> Short exercise
Pick out every line holding the string "взнос" and copy it.

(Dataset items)
<<<<

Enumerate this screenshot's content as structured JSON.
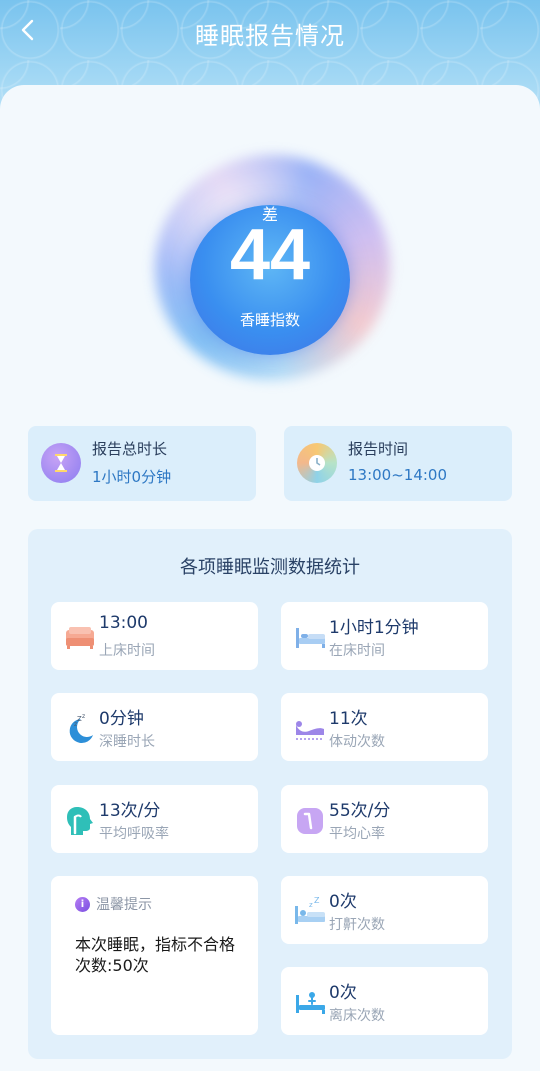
{
  "header": {
    "title": "睡眠报告情况"
  },
  "score": {
    "level": "差",
    "value": "44",
    "label": "香睡指数"
  },
  "summary": {
    "duration": {
      "title": "报告总时长",
      "value": "1小时0分钟"
    },
    "time": {
      "title": "报告时间",
      "value": "13:00~14:00"
    }
  },
  "stats": {
    "title": "各项睡眠监测数据统计",
    "bed_time": {
      "value": "13:00",
      "label": "上床时间"
    },
    "in_bed": {
      "value": "1小时1分钟",
      "label": "在床时间"
    },
    "deep_sleep": {
      "value": "0分钟",
      "label": "深睡时长"
    },
    "movement": {
      "value": "11次",
      "label": "体动次数"
    },
    "breathing": {
      "value": "13次/分",
      "label": "平均呼吸率"
    },
    "heart": {
      "value": "55次/分",
      "label": "平均心率"
    },
    "snore": {
      "value": "0次",
      "label": "打鼾次数"
    },
    "leave_bed": {
      "value": "0次",
      "label": "离床次数"
    }
  },
  "tip": {
    "title": "温馨提示",
    "body": "本次睡眠，指标不合格次数:50次"
  },
  "colors": {
    "accent": "#2e78c4",
    "header": "#79c3ee"
  }
}
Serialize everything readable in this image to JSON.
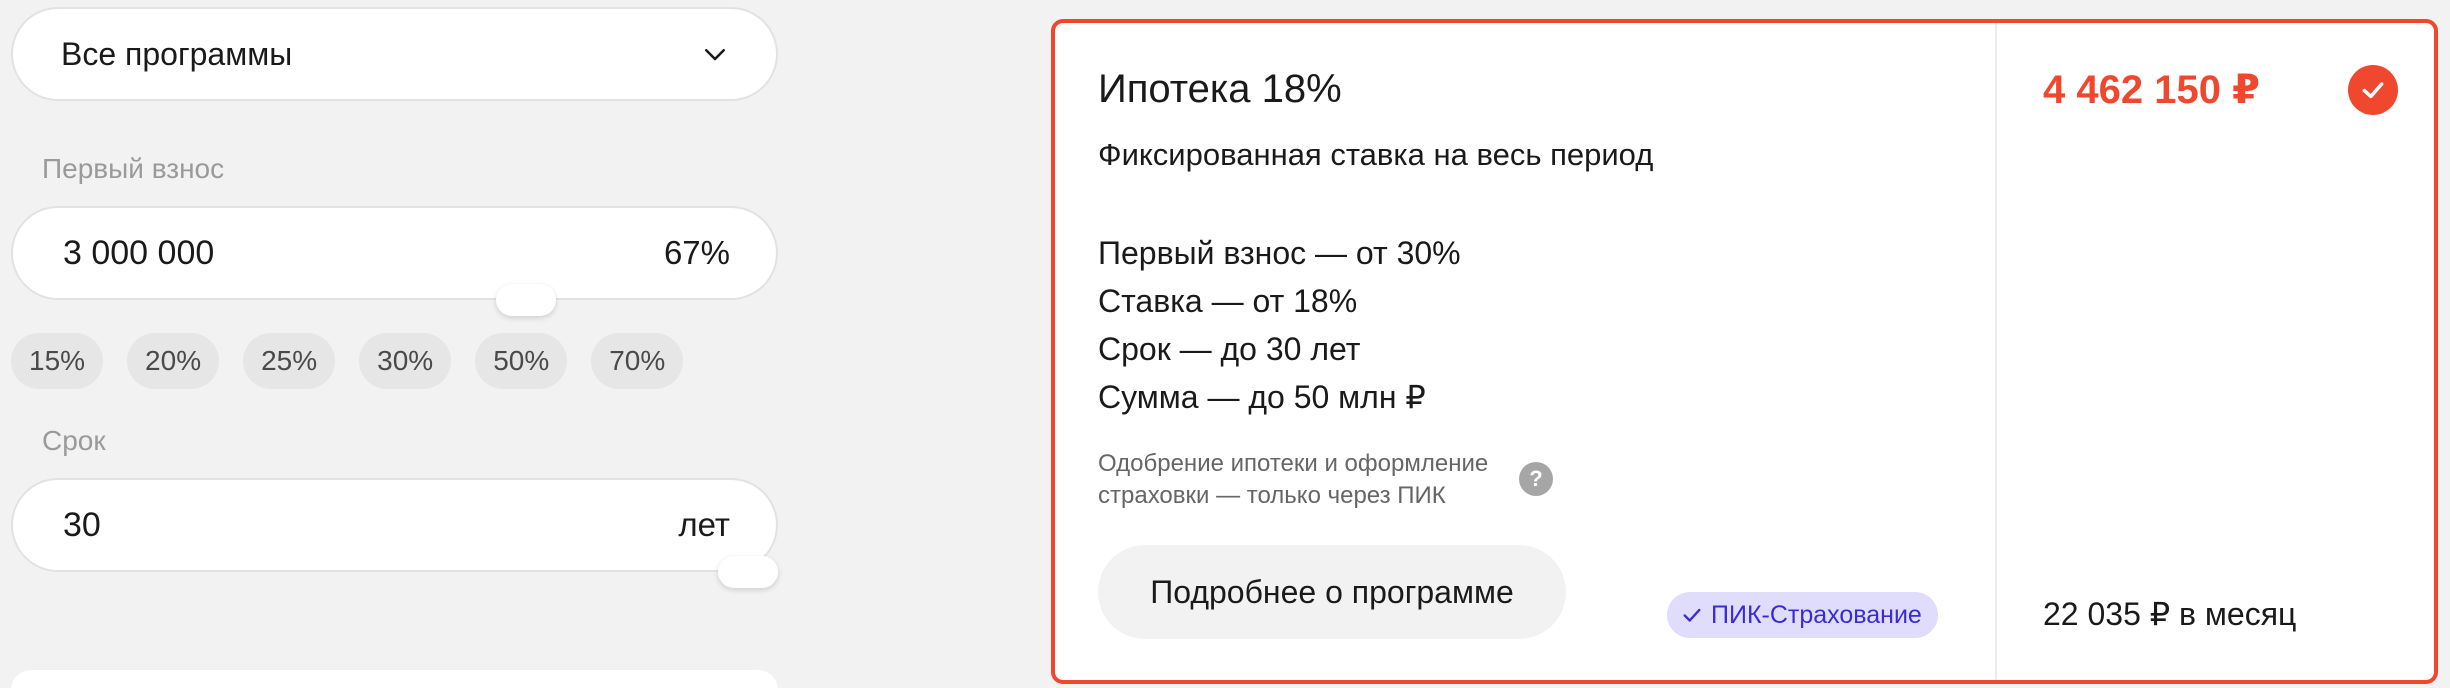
{
  "filters": {
    "program_select": {
      "value": "Все программы",
      "icon": "chevron-down-icon"
    },
    "down_payment": {
      "label": "Первый взнос",
      "value": "3 000 000",
      "percent": "67%",
      "chips": [
        "15%",
        "20%",
        "25%",
        "30%",
        "50%",
        "70%"
      ]
    },
    "term": {
      "label": "Срок",
      "value": "30",
      "unit": "лет"
    }
  },
  "program": {
    "title": "Ипотека 18%",
    "subtitle": "Фиксированная ставка на весь период",
    "conditions": [
      "Первый взнос — от 30%",
      "Ставка — от 18%",
      "Срок — до 30 лет",
      "Сумма — до 50 млн ₽"
    ],
    "note": "Одобрение ипотеки и оформление страховки — только через ПИК",
    "help_icon": "?",
    "details_button": "Подробнее о программе",
    "badge": "ПИК-Страхование",
    "price": "4 462 150 ₽",
    "monthly": "22 035 ₽ в месяц",
    "selected": true
  },
  "colors": {
    "accent": "#f0482e",
    "badge_bg": "#e0dcfb",
    "badge_text": "#3a2bd6"
  }
}
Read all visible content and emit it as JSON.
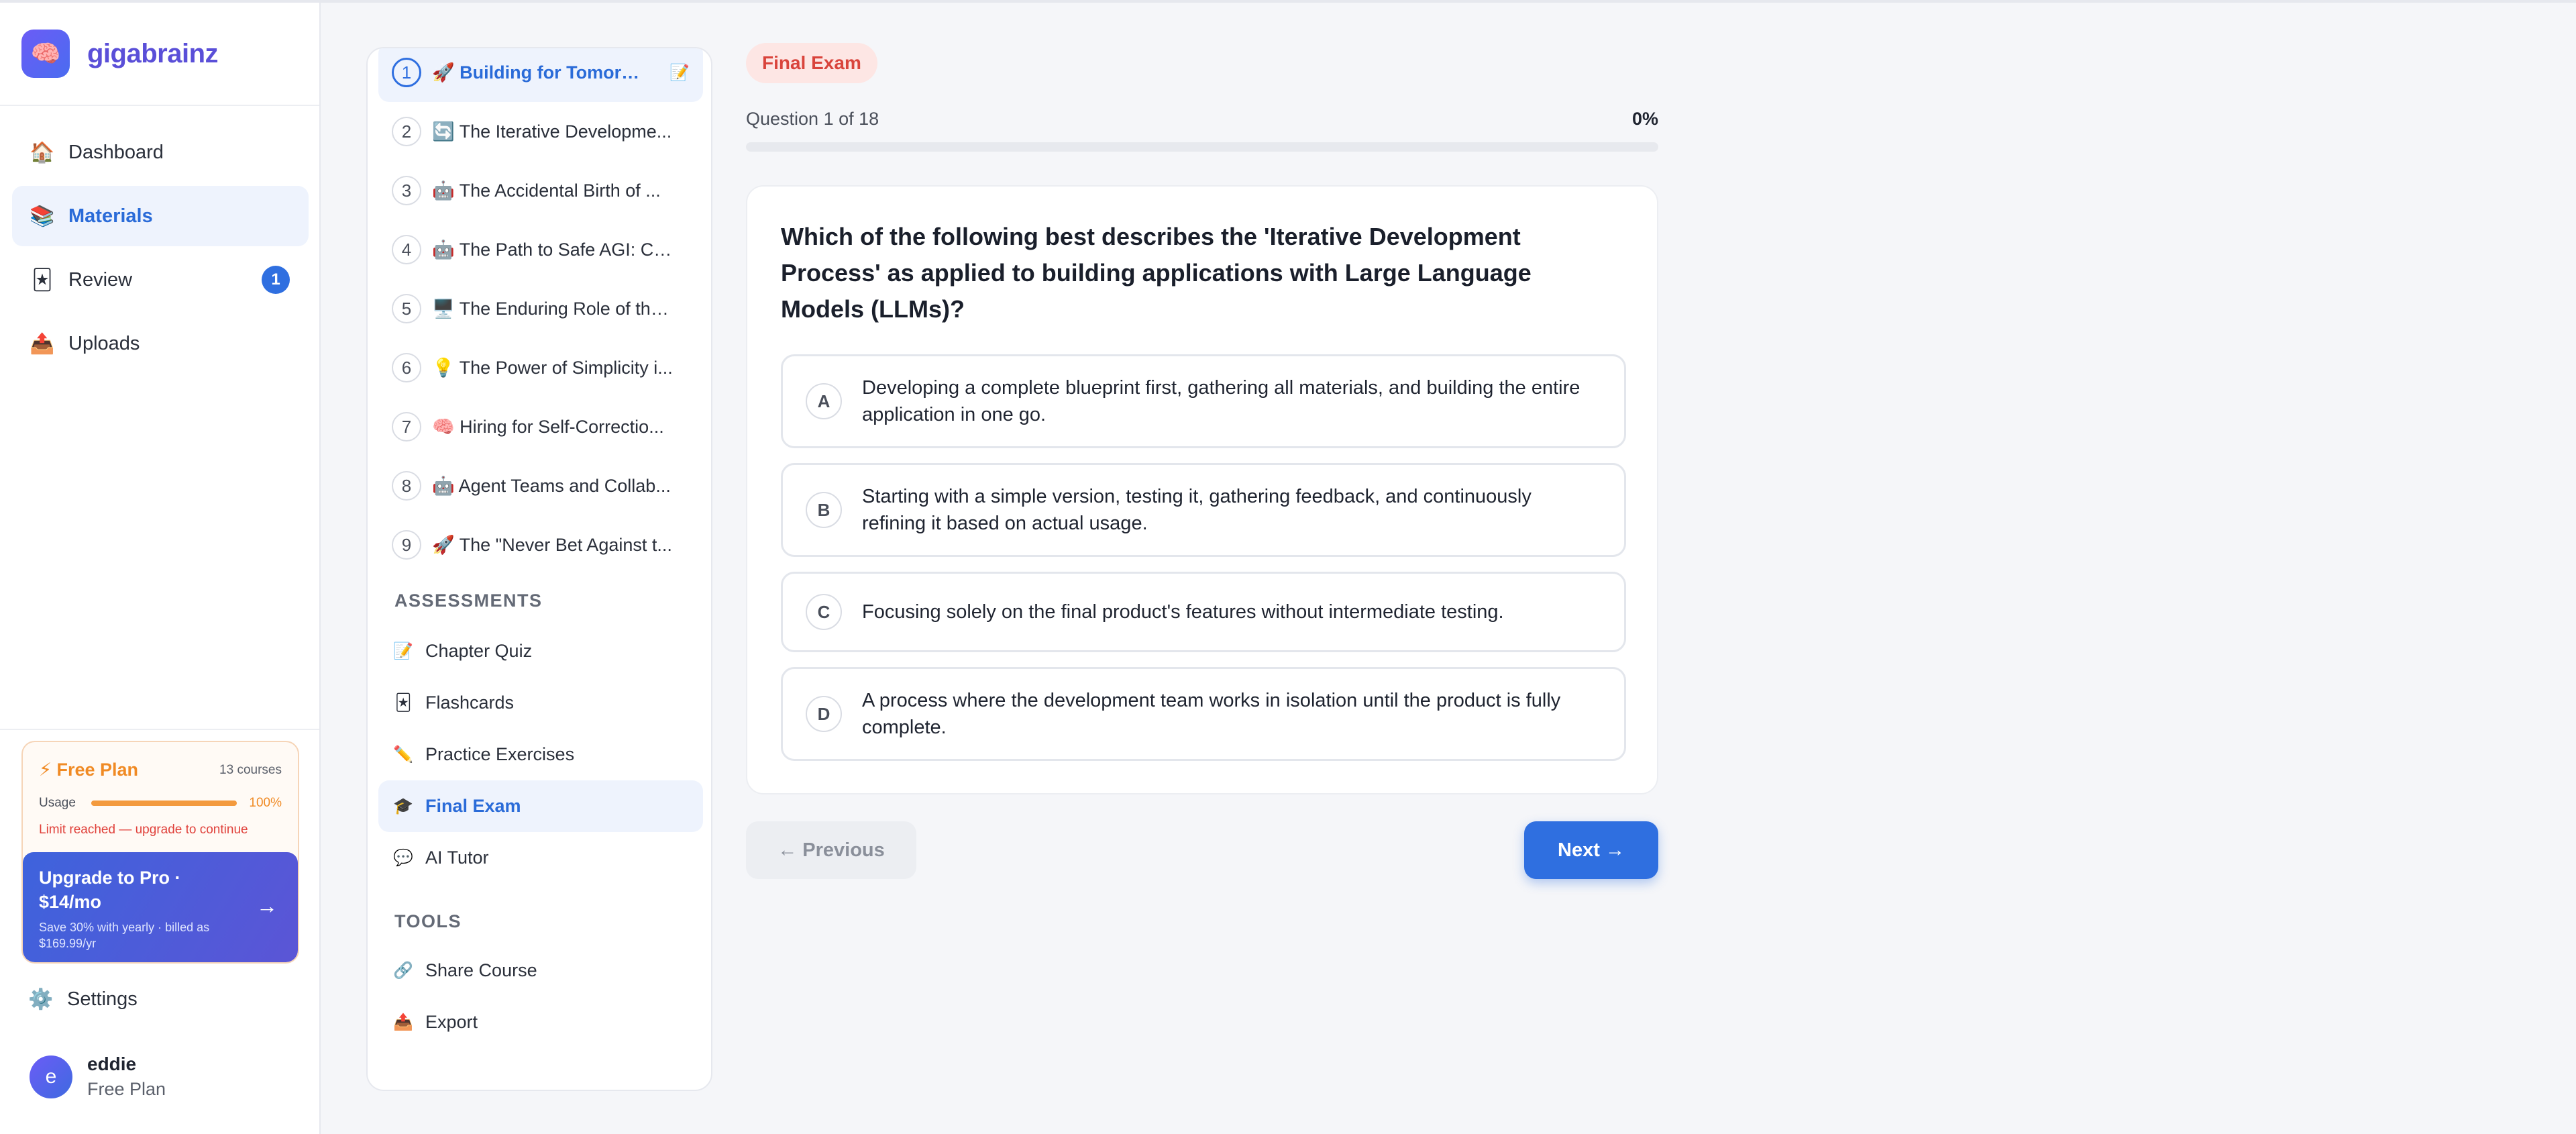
{
  "app": {
    "name": "gigabrainz",
    "logo_icon": "brain-icon"
  },
  "nav": {
    "items": [
      {
        "label": "Dashboard",
        "icon": "🏠",
        "active": false
      },
      {
        "label": "Materials",
        "icon": "📚",
        "active": true
      },
      {
        "label": "Review",
        "icon": "🃏",
        "active": false,
        "badge": "1"
      },
      {
        "label": "Uploads",
        "icon": "📤",
        "active": false
      }
    ]
  },
  "plan": {
    "name": "⚡ Free Plan",
    "courses": "13 courses",
    "usage_label": "Usage",
    "usage_pct": "100%",
    "usage_fraction": 1.0,
    "limit_text": "Limit reached — upgrade to continue",
    "upgrade_title": "Upgrade to Pro · $14/mo",
    "upgrade_sub": "Save 30% with yearly · billed as $169.99/yr",
    "upgrade_arrow": "→"
  },
  "settings": {
    "label": "Settings",
    "icon": "⚙️"
  },
  "user": {
    "initial": "e",
    "name": "eddie",
    "plan": "Free Plan"
  },
  "chapters": [
    {
      "num": "1",
      "title": "🚀 Building for Tomorr...",
      "active": true,
      "edit_icon": "📝"
    },
    {
      "num": "2",
      "title": "🔄 The Iterative Developme...",
      "active": false
    },
    {
      "num": "3",
      "title": "🤖 The Accidental Birth of ...",
      "active": false
    },
    {
      "num": "4",
      "title": "🤖 The Path to Safe AGI: Co...",
      "active": false
    },
    {
      "num": "5",
      "title": "🖥️ The Enduring Role of the...",
      "active": false
    },
    {
      "num": "6",
      "title": "💡 The Power of Simplicity i...",
      "active": false
    },
    {
      "num": "7",
      "title": "🧠 Hiring for Self-Correctio...",
      "active": false
    },
    {
      "num": "8",
      "title": "🤖 Agent Teams and Collab...",
      "active": false
    },
    {
      "num": "9",
      "title": "🚀 The \"Never Bet Against t...",
      "active": false
    }
  ],
  "assessments": {
    "heading": "ASSESSMENTS",
    "items": [
      {
        "label": "Chapter Quiz",
        "icon": "📝",
        "active": false
      },
      {
        "label": "Flashcards",
        "icon": "🃏",
        "active": false
      },
      {
        "label": "Practice Exercises",
        "icon": "✏️",
        "active": false
      },
      {
        "label": "Final Exam",
        "icon": "🎓",
        "active": true
      },
      {
        "label": "AI Tutor",
        "icon": "💬",
        "active": false
      }
    ]
  },
  "tools": {
    "heading": "TOOLS",
    "items": [
      {
        "label": "Share Course",
        "icon": "🔗"
      },
      {
        "label": "Export",
        "icon": "📤"
      }
    ]
  },
  "quiz": {
    "badge": "Final Exam",
    "count_text": "Question 1 of 18",
    "progress_pct": "0%",
    "progress_fraction": 0,
    "question": "Which of the following best describes the 'Iterative Development Process' as applied to building applications with Large Language Models (LLMs)?",
    "options": [
      {
        "letter": "A",
        "text": "Developing a complete blueprint first, gathering all materials, and building the entire application in one go."
      },
      {
        "letter": "B",
        "text": "Starting with a simple version, testing it, gathering feedback, and continuously refining it based on actual usage."
      },
      {
        "letter": "C",
        "text": "Focusing solely on the final product's features without intermediate testing."
      },
      {
        "letter": "D",
        "text": "A process where the development team works in isolation until the product is fully complete."
      }
    ],
    "prev_label": "← Previous",
    "next_label": "Next →"
  },
  "colors": {
    "accent": "#2f6fe0",
    "brand": "#5a4fd8",
    "plan_orange": "#f08a24",
    "danger": "#e0403a"
  }
}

>>>>

> Problem solution
      "label": "Первый взнос",
      "Первый взнос — от 30%",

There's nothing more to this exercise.